■ TASK STATEMENT: Of the lines in these entries, how many contain the string "most"? Give the number and nothing else.

■ RECORDS FOR THIS EXERCISE:
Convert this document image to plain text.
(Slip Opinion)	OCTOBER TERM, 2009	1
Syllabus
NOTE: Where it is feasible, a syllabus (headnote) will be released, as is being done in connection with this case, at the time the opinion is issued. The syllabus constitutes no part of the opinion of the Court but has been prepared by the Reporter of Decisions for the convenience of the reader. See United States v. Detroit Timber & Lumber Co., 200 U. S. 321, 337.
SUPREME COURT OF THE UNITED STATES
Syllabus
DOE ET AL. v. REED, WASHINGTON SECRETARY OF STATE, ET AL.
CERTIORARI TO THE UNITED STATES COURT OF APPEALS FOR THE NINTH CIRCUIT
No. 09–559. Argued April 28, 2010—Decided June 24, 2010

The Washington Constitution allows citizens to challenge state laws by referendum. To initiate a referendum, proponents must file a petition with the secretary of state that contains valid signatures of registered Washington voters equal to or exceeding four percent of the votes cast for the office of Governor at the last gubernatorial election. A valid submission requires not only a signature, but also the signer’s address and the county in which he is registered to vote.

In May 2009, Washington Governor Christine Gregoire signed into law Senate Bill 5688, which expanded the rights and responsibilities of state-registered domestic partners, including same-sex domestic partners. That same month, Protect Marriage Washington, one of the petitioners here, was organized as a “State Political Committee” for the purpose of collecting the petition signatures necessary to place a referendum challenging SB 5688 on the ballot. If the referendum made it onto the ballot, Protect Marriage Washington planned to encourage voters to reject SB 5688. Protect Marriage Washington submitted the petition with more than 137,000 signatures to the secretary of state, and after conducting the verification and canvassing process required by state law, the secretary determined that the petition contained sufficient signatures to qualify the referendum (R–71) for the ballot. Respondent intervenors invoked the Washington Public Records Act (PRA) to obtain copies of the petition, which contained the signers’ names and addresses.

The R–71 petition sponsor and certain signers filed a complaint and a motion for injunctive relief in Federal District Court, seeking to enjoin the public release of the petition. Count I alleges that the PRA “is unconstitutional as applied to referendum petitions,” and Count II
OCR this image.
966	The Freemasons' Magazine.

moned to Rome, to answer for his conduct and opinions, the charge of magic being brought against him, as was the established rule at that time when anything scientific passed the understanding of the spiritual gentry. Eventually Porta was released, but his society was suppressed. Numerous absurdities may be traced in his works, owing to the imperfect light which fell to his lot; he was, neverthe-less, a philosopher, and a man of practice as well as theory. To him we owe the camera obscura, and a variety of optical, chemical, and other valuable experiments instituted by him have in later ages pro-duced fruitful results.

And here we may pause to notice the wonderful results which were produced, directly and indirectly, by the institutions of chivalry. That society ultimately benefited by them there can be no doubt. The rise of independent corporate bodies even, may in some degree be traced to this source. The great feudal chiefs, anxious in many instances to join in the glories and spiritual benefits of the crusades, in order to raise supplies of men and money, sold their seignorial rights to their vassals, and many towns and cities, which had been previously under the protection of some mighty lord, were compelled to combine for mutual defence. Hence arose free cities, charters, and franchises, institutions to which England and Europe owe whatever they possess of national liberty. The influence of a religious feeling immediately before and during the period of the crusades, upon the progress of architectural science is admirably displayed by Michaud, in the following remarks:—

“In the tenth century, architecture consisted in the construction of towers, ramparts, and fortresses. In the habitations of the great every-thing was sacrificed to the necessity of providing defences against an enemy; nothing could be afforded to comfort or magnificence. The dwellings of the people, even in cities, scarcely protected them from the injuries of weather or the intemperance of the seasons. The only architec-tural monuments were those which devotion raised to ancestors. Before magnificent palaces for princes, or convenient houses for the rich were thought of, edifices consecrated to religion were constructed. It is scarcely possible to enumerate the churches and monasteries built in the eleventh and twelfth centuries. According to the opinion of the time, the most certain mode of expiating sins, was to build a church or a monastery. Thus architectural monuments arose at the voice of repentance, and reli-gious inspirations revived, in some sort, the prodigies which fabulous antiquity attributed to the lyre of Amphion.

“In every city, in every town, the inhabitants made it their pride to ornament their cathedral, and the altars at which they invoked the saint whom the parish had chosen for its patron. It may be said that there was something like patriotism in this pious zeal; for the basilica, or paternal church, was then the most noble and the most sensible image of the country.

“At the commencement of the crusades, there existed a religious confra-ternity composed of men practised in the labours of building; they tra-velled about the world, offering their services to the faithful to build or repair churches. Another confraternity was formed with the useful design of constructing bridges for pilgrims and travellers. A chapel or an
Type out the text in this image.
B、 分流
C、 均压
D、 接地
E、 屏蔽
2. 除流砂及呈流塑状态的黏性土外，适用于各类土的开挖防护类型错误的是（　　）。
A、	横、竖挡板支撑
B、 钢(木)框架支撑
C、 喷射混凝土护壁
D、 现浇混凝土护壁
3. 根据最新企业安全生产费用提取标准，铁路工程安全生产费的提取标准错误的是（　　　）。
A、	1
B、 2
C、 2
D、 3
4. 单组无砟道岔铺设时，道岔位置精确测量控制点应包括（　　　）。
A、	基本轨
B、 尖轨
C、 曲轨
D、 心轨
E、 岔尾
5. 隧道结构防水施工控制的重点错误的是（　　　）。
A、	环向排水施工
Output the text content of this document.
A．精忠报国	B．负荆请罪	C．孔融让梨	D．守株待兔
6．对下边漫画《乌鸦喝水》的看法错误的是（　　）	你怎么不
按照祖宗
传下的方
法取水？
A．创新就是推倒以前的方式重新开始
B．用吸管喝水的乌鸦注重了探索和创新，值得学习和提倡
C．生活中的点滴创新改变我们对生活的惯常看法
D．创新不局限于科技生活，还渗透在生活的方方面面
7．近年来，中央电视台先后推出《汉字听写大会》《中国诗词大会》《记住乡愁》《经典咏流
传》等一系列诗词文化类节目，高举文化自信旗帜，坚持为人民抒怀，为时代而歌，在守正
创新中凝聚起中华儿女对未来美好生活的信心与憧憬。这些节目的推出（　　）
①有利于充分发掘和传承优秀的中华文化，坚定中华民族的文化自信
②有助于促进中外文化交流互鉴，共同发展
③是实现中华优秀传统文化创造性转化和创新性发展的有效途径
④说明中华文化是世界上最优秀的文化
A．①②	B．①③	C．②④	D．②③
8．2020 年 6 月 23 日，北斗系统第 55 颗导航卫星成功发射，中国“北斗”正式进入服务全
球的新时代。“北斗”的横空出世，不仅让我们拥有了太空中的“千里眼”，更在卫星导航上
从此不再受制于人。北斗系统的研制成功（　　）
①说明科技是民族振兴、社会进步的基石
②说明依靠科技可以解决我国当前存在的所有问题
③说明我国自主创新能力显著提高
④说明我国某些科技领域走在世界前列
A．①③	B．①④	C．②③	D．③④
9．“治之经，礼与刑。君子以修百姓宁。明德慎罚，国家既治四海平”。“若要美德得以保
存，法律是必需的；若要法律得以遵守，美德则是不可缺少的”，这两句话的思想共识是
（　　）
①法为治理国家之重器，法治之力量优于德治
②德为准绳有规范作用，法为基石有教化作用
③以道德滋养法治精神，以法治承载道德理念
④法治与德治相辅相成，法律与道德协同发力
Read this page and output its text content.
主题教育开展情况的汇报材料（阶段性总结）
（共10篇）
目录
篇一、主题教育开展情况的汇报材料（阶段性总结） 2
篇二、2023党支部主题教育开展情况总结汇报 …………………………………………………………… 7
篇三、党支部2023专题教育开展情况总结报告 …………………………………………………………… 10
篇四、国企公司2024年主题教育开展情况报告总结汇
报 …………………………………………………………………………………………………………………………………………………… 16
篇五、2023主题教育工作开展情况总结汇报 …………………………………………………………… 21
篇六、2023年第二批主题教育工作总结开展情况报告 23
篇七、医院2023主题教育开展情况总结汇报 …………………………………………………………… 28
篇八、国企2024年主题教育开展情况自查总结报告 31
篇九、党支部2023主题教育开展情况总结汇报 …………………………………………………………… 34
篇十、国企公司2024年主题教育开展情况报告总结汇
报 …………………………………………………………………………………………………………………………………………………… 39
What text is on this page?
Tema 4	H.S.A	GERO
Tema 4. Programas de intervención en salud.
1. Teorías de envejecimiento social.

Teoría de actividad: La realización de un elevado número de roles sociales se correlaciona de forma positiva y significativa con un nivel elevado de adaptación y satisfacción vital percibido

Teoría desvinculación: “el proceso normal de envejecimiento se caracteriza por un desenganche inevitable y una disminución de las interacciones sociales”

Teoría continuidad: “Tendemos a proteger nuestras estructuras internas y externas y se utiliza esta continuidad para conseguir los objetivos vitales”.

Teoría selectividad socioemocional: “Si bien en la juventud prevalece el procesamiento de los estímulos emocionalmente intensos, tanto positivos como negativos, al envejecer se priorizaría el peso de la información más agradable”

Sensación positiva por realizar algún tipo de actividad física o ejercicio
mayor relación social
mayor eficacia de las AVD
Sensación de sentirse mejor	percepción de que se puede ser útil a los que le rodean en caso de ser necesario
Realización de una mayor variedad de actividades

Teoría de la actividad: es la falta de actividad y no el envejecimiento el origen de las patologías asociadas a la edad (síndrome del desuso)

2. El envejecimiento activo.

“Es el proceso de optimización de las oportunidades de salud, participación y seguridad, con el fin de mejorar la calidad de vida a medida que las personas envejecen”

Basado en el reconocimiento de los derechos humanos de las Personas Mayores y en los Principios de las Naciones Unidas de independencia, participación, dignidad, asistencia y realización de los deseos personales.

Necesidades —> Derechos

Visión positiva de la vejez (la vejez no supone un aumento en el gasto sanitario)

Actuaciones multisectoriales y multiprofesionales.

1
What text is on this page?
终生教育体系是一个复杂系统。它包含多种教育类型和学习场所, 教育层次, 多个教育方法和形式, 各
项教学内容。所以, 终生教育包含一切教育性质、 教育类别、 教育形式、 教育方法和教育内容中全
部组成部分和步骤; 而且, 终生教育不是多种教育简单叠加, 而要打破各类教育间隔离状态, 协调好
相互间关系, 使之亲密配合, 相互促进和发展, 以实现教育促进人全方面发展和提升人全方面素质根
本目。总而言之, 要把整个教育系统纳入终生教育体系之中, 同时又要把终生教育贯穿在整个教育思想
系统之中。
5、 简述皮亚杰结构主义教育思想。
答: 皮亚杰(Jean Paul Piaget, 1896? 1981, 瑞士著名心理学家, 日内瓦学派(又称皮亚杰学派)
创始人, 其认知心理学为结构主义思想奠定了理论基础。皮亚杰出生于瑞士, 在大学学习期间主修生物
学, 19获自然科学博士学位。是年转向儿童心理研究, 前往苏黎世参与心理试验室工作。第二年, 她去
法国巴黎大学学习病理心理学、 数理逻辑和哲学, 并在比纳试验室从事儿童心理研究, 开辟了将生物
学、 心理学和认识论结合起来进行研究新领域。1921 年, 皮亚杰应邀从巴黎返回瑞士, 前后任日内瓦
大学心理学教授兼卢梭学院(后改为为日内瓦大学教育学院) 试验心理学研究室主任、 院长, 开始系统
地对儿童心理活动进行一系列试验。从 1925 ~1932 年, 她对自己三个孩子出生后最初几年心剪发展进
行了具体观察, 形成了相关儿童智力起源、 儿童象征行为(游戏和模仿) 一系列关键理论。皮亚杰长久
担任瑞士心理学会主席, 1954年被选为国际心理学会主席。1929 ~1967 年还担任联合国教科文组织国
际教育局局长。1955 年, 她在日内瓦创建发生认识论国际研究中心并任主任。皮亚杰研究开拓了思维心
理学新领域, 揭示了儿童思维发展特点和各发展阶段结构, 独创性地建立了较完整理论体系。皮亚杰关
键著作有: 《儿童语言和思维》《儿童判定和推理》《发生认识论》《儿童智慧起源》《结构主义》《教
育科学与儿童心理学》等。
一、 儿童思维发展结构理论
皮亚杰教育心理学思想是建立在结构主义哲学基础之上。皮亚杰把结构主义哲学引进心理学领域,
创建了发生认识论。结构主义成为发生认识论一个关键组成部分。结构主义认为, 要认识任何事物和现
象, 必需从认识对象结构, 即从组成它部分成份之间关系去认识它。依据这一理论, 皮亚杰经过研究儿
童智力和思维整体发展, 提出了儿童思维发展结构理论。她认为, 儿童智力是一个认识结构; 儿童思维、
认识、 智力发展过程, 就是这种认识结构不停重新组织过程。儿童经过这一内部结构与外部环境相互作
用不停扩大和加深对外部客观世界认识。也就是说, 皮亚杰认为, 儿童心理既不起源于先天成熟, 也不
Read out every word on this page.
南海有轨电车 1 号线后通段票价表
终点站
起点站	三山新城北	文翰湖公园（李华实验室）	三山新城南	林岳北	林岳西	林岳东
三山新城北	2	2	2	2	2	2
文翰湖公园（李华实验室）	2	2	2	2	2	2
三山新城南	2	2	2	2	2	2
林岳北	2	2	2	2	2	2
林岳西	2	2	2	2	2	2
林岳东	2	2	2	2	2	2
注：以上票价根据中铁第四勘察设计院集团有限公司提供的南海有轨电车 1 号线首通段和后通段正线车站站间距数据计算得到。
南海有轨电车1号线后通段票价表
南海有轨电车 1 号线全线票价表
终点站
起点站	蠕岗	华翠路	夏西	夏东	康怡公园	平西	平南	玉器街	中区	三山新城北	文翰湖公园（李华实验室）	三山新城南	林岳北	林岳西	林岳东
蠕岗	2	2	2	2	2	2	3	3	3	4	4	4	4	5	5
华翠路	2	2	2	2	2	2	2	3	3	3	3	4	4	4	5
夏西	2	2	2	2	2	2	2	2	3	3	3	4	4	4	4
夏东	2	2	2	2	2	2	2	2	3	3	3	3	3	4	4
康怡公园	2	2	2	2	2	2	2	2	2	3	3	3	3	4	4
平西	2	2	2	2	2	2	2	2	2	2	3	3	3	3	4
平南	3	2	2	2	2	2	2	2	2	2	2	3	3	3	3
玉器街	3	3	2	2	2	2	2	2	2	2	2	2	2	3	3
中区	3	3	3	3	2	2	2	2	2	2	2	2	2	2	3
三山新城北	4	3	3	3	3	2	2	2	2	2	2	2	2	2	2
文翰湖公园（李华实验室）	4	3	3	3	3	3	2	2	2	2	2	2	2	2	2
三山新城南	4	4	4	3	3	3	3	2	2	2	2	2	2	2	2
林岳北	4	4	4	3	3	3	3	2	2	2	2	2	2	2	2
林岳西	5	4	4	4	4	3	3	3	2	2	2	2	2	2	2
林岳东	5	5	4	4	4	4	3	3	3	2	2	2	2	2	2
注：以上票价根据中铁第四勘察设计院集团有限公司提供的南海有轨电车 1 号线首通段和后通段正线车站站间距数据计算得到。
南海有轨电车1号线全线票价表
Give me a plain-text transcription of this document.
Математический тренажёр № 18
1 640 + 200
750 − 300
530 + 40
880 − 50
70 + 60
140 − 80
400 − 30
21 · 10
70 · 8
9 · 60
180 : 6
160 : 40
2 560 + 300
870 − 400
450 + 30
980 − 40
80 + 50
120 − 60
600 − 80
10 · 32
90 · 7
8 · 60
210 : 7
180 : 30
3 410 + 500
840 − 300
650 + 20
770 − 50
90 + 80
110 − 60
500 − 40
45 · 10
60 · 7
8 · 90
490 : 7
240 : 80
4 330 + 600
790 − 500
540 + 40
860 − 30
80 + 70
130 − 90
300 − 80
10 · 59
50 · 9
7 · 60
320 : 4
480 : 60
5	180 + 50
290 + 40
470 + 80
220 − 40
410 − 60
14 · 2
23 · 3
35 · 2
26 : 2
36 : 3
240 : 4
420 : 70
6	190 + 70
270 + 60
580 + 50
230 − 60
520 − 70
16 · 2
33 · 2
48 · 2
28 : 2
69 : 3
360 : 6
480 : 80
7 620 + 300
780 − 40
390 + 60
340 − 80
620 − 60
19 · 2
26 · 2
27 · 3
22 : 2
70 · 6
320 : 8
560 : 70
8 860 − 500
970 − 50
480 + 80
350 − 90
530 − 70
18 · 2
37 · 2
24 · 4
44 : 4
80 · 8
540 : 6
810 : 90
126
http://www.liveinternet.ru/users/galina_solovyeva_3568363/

■ RESPONSE FOR THIS EXERCISE: 2